__Direction__
Copy each line below in which the string "Creator" occurs.

__Dataset excerpts__
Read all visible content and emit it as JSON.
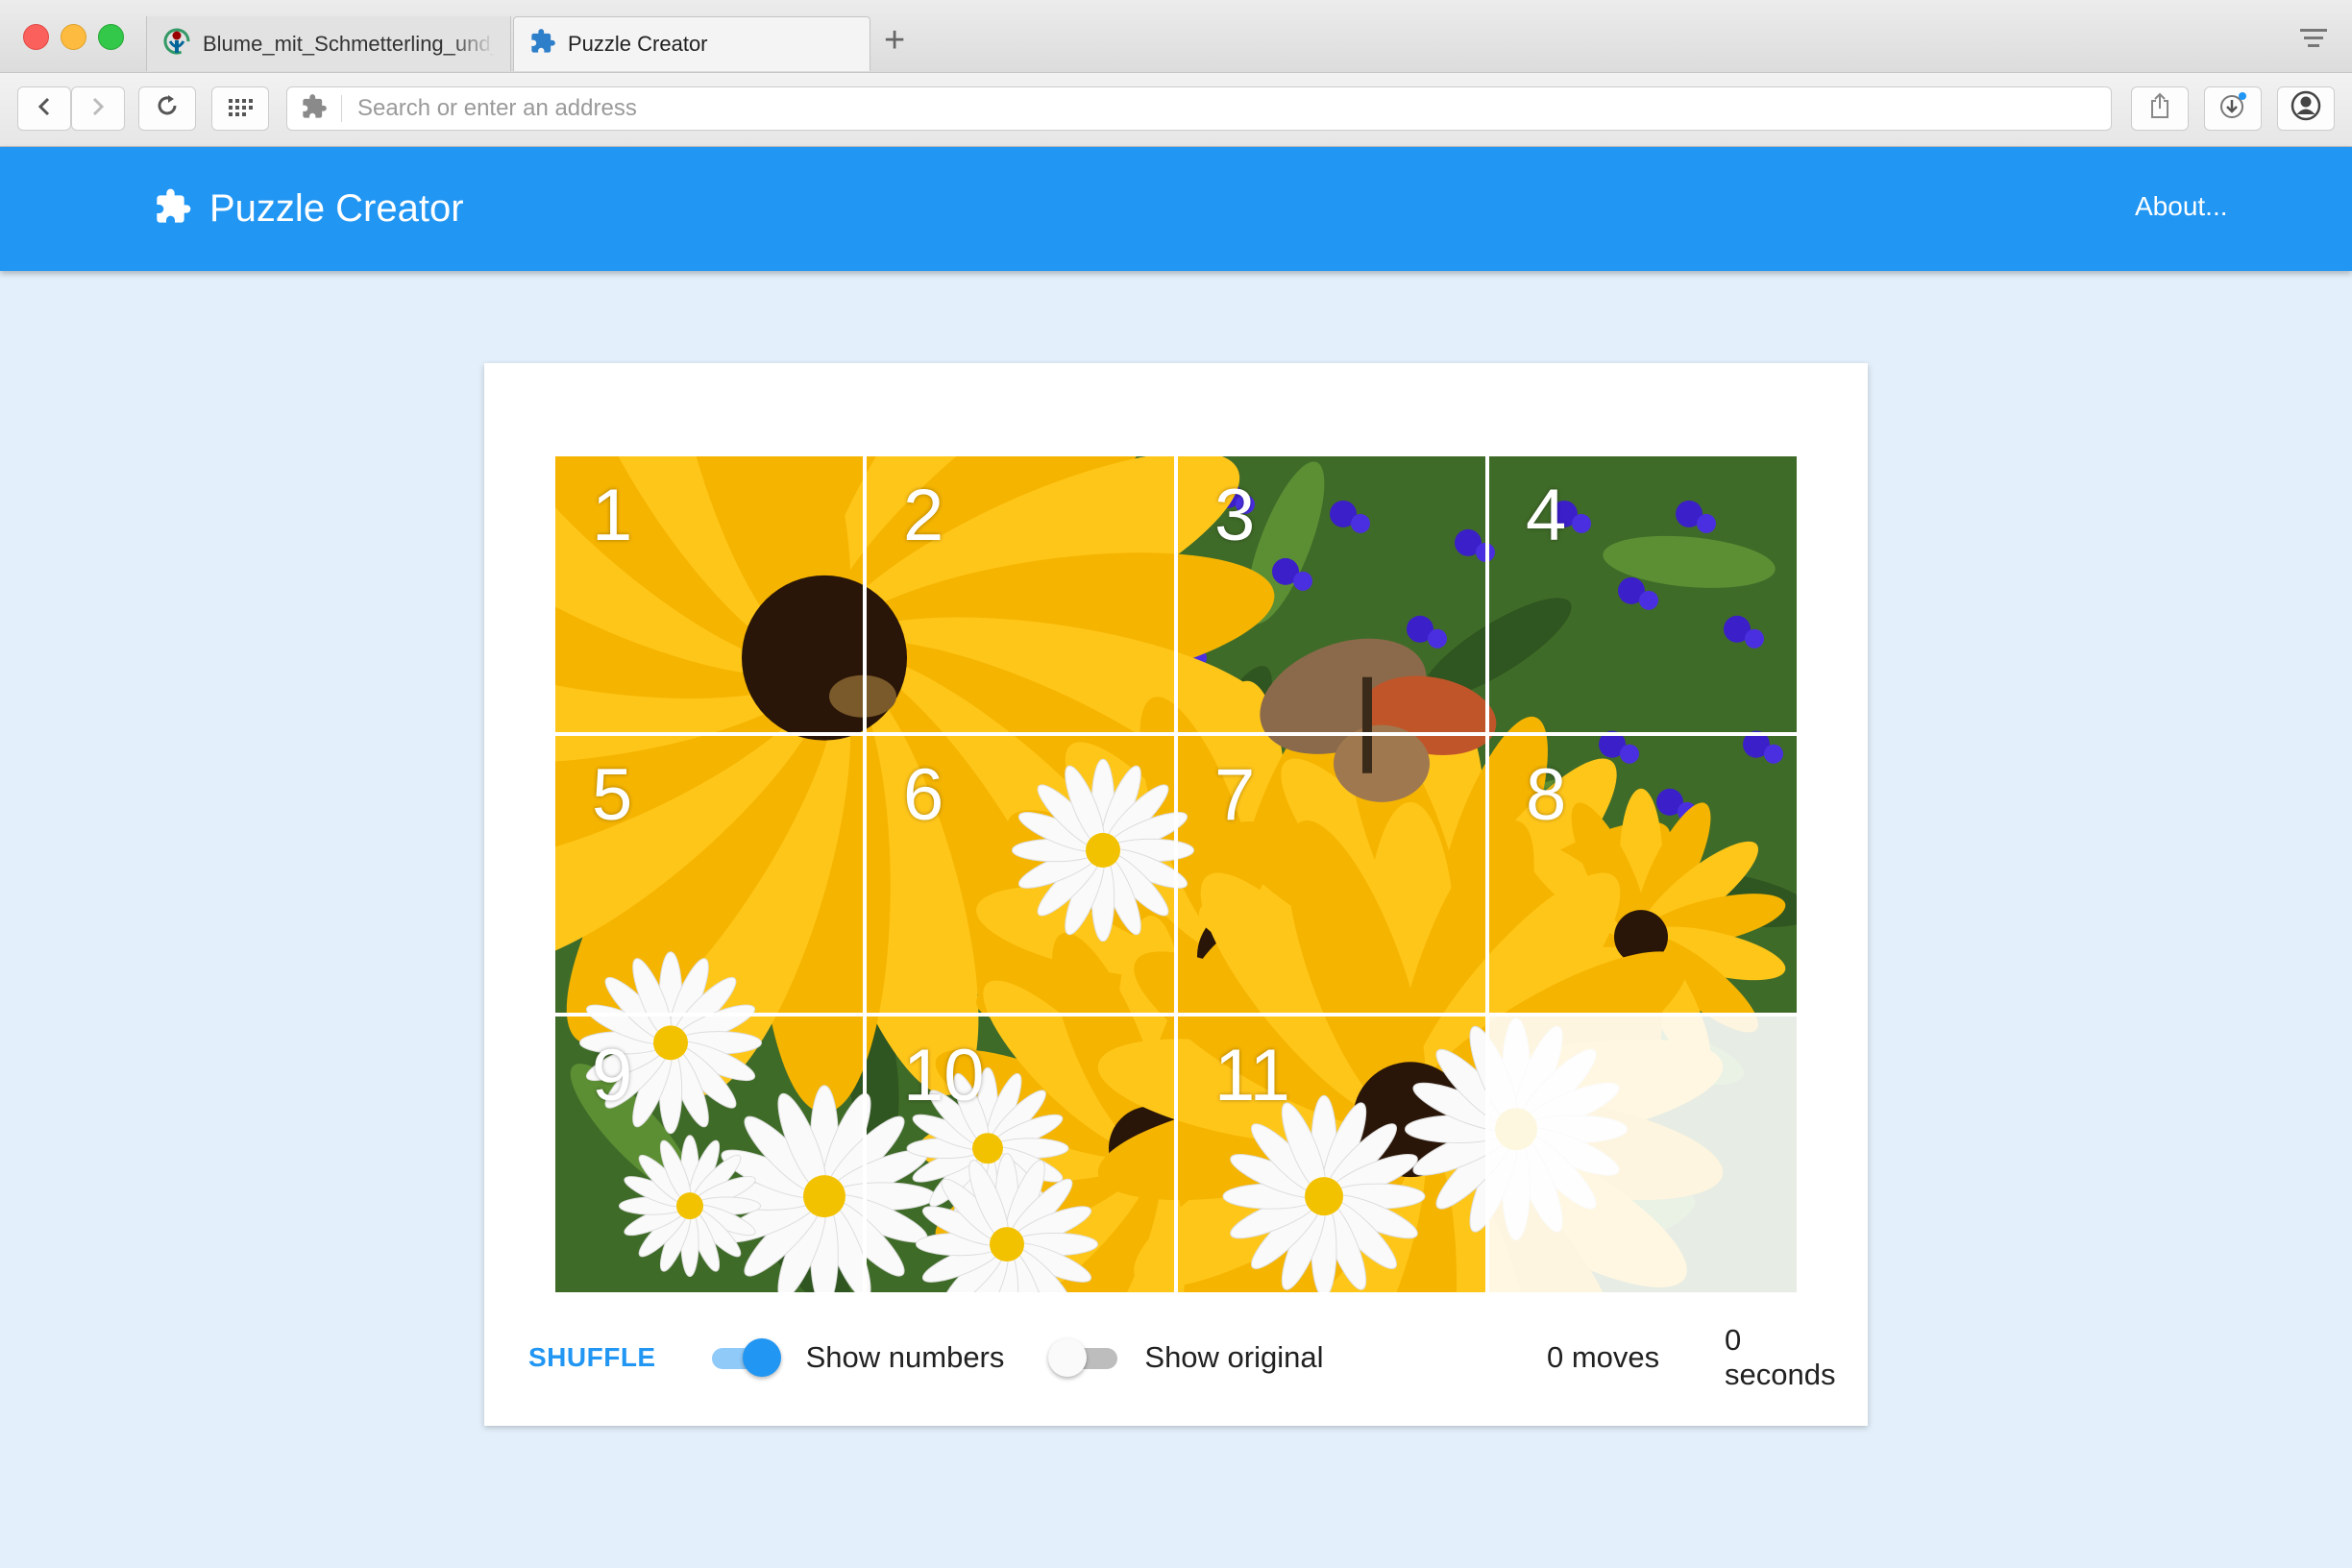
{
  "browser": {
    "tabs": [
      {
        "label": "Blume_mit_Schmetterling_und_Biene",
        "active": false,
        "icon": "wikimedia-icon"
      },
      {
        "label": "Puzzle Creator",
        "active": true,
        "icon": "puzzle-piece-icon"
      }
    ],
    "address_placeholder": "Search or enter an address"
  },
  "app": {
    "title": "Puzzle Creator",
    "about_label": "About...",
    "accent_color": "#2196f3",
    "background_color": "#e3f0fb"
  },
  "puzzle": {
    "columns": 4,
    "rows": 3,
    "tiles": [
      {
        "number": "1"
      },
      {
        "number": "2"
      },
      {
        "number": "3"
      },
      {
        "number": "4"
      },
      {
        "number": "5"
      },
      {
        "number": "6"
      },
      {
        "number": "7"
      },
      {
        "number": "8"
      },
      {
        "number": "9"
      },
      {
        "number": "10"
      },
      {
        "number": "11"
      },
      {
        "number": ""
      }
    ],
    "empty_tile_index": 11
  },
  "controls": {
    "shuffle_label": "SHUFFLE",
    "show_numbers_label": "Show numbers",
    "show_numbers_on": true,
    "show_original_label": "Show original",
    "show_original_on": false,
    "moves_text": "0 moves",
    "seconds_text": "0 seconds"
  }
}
...
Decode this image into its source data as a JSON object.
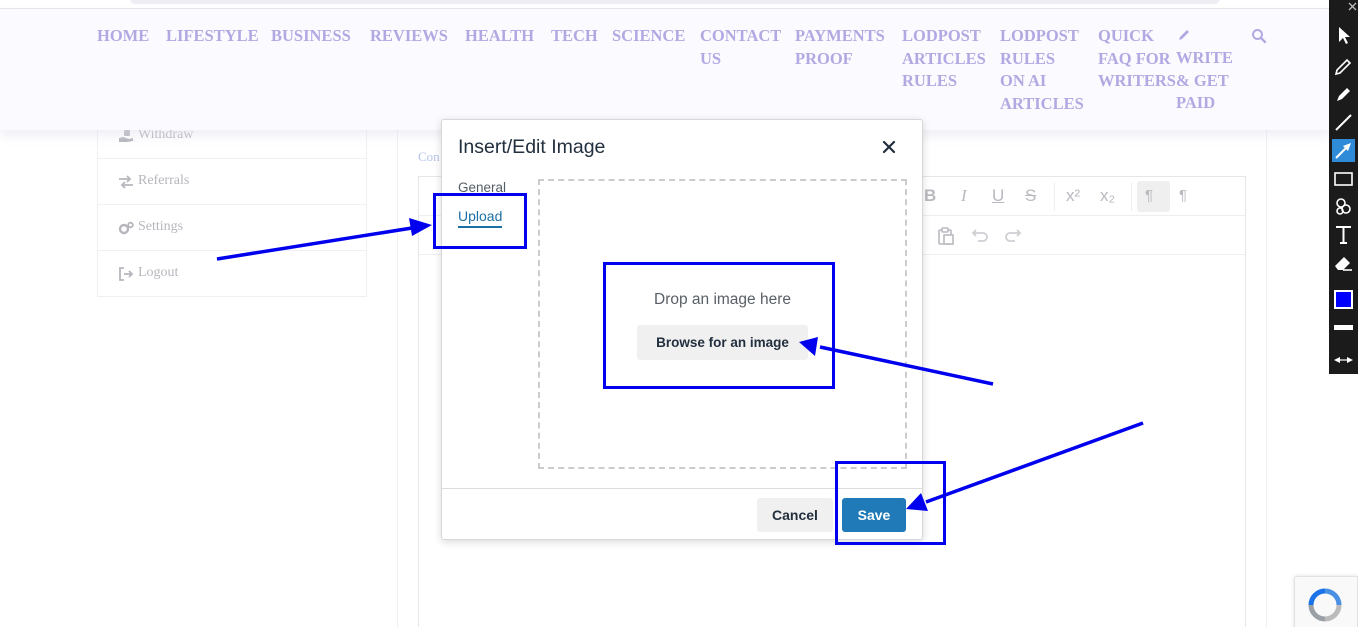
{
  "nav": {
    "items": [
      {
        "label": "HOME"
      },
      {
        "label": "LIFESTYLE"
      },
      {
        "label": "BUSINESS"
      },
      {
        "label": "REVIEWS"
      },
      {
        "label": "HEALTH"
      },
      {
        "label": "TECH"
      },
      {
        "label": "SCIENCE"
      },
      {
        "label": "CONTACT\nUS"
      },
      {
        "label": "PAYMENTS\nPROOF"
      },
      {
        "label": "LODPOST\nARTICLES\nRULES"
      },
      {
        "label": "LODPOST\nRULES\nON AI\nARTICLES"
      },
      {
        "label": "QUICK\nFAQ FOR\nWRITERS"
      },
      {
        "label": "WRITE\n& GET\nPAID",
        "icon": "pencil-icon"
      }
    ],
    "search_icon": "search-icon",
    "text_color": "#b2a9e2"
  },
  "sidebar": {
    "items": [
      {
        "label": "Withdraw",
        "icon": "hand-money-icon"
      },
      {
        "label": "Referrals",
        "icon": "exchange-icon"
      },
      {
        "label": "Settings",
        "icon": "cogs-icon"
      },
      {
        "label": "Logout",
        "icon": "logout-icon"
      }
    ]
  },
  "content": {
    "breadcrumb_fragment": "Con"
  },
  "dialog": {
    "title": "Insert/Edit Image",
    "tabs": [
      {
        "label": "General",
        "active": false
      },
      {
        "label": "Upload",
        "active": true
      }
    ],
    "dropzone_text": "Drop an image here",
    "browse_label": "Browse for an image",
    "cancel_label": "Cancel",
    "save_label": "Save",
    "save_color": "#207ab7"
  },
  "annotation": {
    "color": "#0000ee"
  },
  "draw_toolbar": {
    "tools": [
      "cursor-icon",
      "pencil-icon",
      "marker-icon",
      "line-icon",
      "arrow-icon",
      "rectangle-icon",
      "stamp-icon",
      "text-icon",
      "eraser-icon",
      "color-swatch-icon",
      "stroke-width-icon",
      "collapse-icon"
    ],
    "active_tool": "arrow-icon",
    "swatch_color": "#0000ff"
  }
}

__Result for this exercise__
        "label": "Puzzle Creator",
    "title": "Puzzle Creator",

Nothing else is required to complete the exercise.